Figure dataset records

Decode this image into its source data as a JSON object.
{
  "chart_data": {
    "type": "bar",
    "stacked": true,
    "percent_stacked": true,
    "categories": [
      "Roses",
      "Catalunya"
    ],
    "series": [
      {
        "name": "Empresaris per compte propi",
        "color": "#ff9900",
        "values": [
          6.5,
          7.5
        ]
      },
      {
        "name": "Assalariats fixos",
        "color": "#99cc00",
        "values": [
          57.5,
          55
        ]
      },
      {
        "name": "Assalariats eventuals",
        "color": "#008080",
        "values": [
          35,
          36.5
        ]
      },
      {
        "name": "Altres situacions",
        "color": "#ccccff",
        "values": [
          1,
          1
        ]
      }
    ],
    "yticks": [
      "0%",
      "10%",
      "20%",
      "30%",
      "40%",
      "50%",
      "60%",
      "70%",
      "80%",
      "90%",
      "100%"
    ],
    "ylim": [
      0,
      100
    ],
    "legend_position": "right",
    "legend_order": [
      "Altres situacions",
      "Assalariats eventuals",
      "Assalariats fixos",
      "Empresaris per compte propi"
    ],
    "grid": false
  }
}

(Work instructions) Among the records above, how many lines carry the string "fixos"? Reply with the number alone.

(Written response) 2